Exercise task.
Copy the lines of the listing word for word, from the line containing "List every element" through the line containing "data-label-bloque: 27 <box>842 57", including both. Leave the picture out.

Extracted material.
====================
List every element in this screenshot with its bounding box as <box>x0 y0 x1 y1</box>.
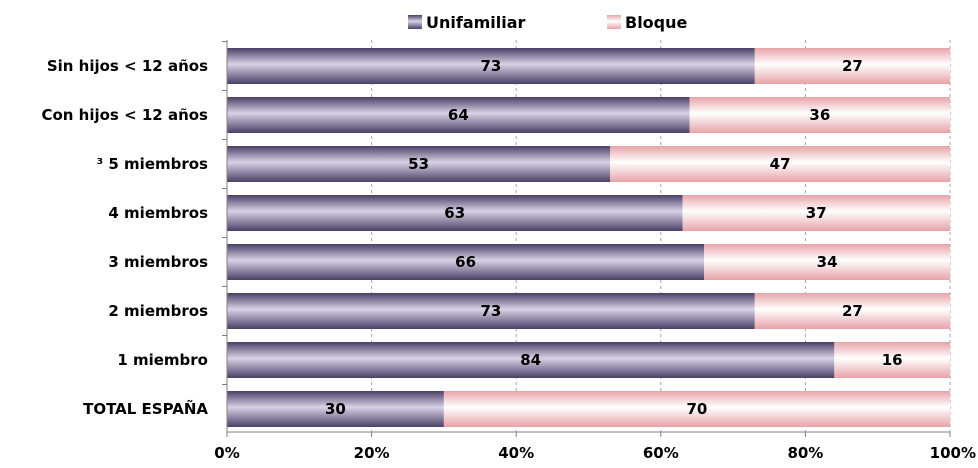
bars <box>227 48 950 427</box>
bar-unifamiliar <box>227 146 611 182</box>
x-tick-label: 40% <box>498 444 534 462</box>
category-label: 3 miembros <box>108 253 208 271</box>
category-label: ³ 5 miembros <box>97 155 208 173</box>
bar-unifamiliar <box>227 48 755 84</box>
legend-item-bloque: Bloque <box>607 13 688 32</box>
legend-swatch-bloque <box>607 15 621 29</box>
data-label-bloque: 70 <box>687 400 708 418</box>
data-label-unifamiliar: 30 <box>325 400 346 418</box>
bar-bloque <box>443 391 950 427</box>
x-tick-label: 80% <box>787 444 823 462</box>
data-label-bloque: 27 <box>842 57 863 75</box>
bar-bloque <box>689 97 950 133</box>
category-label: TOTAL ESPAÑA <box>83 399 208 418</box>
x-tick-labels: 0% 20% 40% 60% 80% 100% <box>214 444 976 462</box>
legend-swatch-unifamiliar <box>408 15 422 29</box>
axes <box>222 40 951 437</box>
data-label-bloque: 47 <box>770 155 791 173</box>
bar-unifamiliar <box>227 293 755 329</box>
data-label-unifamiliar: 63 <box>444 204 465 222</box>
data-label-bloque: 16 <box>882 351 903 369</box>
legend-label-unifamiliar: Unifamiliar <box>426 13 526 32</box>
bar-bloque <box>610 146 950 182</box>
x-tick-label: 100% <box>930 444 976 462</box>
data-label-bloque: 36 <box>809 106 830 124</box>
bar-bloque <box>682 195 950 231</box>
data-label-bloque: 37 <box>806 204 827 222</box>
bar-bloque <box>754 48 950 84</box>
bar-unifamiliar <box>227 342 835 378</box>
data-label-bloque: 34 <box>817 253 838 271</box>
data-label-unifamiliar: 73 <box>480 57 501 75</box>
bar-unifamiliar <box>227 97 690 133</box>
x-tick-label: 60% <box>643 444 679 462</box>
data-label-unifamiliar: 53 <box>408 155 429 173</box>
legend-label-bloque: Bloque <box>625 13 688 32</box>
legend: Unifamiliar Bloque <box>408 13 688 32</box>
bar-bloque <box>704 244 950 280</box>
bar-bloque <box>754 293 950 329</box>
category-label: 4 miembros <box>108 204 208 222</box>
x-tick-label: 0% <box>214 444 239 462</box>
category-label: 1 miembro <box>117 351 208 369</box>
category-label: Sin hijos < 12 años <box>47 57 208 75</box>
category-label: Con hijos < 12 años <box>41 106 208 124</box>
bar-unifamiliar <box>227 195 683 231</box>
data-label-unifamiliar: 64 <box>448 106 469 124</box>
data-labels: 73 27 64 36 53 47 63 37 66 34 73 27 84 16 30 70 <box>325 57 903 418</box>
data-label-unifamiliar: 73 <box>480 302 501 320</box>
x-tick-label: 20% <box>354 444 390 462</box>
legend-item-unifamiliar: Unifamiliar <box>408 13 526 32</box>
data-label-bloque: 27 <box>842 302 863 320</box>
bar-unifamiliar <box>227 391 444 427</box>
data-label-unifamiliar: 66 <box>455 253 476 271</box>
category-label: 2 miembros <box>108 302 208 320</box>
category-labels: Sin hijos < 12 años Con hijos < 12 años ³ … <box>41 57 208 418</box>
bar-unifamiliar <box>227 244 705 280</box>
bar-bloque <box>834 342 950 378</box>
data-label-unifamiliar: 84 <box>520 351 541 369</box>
====================
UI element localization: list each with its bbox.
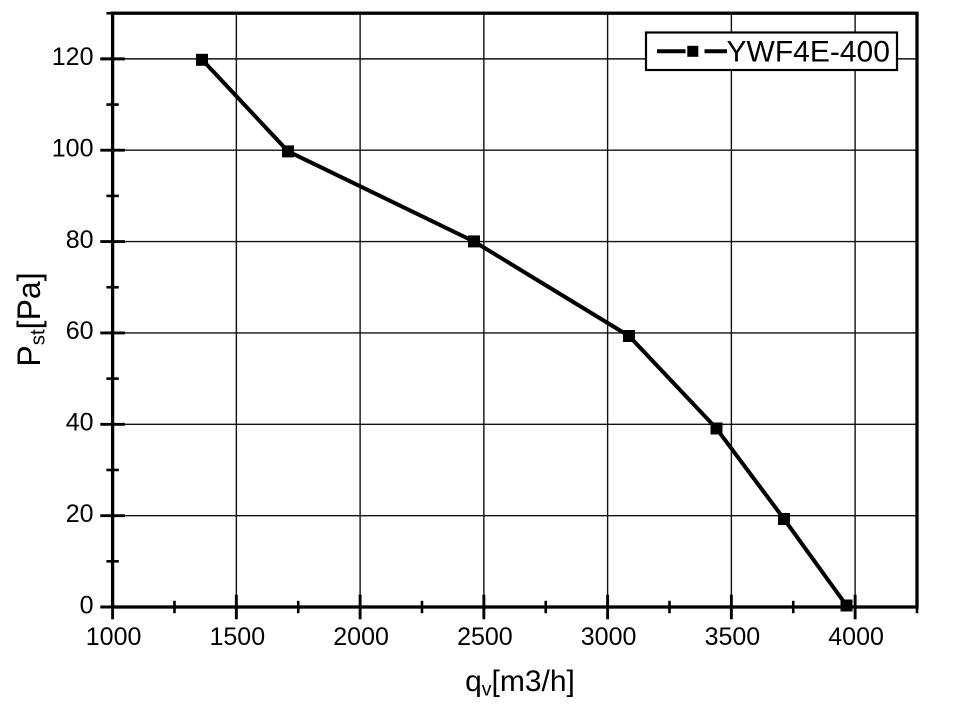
====================
Response below.
List every element in this screenshot with its bounding box as <box>x0 y0 x1 y1</box>.
bars <box>227 48 950 427</box>
bar-unifamiliar <box>227 146 611 182</box>
x-tick-label: 40% <box>498 444 534 462</box>
category-label: 3 miembros <box>108 253 208 271</box>
category-label: ³ 5 miembros <box>97 155 208 173</box>
bar-unifamiliar <box>227 48 755 84</box>
legend-item-bloque: Bloque <box>607 13 688 32</box>
legend-swatch-bloque <box>607 15 621 29</box>
data-label-bloque: 70 <box>687 400 708 418</box>
data-label-unifamiliar: 30 <box>325 400 346 418</box>
bar-bloque <box>443 391 950 427</box>
x-tick-label: 80% <box>787 444 823 462</box>
data-label-bloque: 27 <box>842 57 863 75</box>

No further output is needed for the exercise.